DOCUMENT EXCERPT:
===============

If you're looking for what is going to be the next digital/industrial/etc revolution, CRISPR is that thing.

totally agree, can't agree more, 1000% agree.

I have a collection of medical complications which are a result of genetic traits I've inherited, and I have lived the first 20 or so years of my life in varying degrees of constant pain. It frustrates me greatly when people immediately assign genetic engineering a negative title "b-b-because the Nazis and GATTACA", and this shortsightedness flippantly ignores the true consequences of inaction.

There are others like me, and of course a great deal more who have it far far worse, and I firmly believe that I should have never been allowed to happen. A part of me resents my mother and father for deciding to have another child after they knew that something like me was possible: my younger brother has a similar set of medical conditions.

I so desperately wish to see corrective genetic engineering become commonplace, and it is one of the few things which provides a faint hope for the future to me these days.

Life being worse, year on year average, rather than better for most people in most of the richer countries.

It's been mostly going sideways since 2008, now it's trending down.

This changes everything. It's like a bear market for culture.

Economic downturns are often times of great cultural movements. The renaissance, hip hop, punk/ post punk all emerged from economies in decline

Politically, I'm a bit anarchistic, so I totally get this. It feels like sometimes you need shit to start flying before change happens. Look at the talk on M4A since the virus started and I think we've gotten more accomplished for civil rights in 3 weeks than 40 years after the George Floyd murder. (Still we're less than 10% of where we need to be though to wrap that up).

> Look at the talk on M4A since the virus started and I think we've gotten more accomplished for civil rights in 3 weeks than 40 years after the George Floyd murder.

All I see is a couple states passing some laws about police needing to use cameras and not choking people. In the last 40 years, civil rights has progressed to legalizing gay marriage and laws against discrimination for sexual orientation. I would also count marijuana legalization in some states as a civil rights matter since I believe it was used to target the black population.

===============

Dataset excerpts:
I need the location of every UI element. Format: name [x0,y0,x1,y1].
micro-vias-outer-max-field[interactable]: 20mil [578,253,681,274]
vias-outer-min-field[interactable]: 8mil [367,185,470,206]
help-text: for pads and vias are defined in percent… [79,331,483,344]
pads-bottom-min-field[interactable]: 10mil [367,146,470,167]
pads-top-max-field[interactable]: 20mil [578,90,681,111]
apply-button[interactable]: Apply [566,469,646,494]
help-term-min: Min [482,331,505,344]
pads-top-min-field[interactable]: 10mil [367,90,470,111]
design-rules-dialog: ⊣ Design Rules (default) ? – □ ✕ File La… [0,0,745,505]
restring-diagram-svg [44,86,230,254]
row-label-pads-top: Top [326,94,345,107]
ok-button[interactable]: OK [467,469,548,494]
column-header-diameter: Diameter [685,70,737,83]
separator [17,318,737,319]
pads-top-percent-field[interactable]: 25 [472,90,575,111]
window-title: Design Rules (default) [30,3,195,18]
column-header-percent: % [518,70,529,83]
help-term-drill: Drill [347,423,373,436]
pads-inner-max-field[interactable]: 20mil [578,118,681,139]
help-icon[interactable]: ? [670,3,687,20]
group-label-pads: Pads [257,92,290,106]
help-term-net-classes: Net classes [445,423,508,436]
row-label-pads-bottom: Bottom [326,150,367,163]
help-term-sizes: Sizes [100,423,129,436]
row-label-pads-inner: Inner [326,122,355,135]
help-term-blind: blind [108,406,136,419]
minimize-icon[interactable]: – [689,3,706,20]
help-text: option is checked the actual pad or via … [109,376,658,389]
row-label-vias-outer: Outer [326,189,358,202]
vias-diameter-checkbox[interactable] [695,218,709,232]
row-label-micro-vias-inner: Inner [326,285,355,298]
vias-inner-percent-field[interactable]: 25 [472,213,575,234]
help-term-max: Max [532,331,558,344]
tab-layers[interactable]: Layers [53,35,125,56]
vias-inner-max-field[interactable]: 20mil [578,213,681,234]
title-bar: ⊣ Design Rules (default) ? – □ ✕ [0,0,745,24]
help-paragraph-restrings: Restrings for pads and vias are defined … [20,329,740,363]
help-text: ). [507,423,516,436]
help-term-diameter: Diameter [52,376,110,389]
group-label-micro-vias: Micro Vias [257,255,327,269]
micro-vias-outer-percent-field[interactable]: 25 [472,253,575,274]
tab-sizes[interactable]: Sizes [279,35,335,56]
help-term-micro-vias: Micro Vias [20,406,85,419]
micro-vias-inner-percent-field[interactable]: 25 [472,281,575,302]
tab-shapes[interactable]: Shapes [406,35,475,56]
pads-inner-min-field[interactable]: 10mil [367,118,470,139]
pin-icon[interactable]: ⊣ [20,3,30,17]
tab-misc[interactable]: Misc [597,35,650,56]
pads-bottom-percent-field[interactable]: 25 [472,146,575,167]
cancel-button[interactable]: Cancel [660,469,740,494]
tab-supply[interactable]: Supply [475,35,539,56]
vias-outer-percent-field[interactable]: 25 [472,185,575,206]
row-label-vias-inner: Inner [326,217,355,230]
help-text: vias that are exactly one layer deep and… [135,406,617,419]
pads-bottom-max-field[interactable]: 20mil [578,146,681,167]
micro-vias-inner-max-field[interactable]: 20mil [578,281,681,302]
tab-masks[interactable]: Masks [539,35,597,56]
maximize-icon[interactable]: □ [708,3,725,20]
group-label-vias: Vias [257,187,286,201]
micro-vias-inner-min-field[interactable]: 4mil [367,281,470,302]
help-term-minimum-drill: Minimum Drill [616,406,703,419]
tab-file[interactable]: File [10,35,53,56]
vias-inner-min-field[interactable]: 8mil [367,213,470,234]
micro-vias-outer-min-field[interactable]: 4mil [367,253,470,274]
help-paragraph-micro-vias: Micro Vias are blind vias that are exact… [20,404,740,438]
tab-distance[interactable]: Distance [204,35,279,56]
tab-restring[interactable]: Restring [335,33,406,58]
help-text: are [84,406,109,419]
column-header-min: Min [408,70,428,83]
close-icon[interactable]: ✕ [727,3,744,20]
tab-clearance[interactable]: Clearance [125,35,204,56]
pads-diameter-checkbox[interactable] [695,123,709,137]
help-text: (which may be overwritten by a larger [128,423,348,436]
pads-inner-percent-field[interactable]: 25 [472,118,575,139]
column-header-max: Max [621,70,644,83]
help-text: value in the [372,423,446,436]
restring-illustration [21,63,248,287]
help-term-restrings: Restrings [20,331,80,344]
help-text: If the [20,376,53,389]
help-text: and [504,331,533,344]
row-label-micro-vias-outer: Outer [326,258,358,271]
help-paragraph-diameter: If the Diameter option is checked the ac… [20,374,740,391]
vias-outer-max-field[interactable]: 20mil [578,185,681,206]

===============

TASK OBJECTIVE:
Pick up the online discussion about CRISPR, economic decline and civil rights after its last sentence, and write what comes next. You can leave the records aside; they play no part in the work.

EXERCISE RESPONSE:
Economic downturns are also often times of great wars, social unrest and revolution.

Several of those weren't really great times.

The Renaissance, particularly, was particularly troubled, according to a source ... I cannot locate presently. (Podcast, history hasn't turned it up).

There’s a long essay about how terrible the renaissance was at https://www.exurbe.com/black-death-covid-and-why-we-keep-tel...

Ada Palmer's essay is remarkably close to what I had in mind, and she's talked on that topic on a few recent podcasts, that could well be it.

Thank you.

Do you have a source that backs this claim up, or is it just anecdotal?

“Cancel culture” is making it worse for everyone. Say or do the wrong thing on social media at any point in time in history and you can lose everything.

Social media has become a groupthink bent toward disorder. I just pick up on a lot more hostility than I remember from even 10 years ago.

All the polls showing people expecting to wind up worse off than their parents and the consistent results for older generations views.

Maybe you shouldn't get to say everything out loud without backlash? Maybe being more considerate to others is something we should all strive for? I was like you, I hated this culture. I felt like someone was taking my liberties away. Then I decided to actually talk to be people with less privilege and I noticed that me talking shit on the internet isn't something that's necessary for me. I'd rather have everyone be respected and taken care of.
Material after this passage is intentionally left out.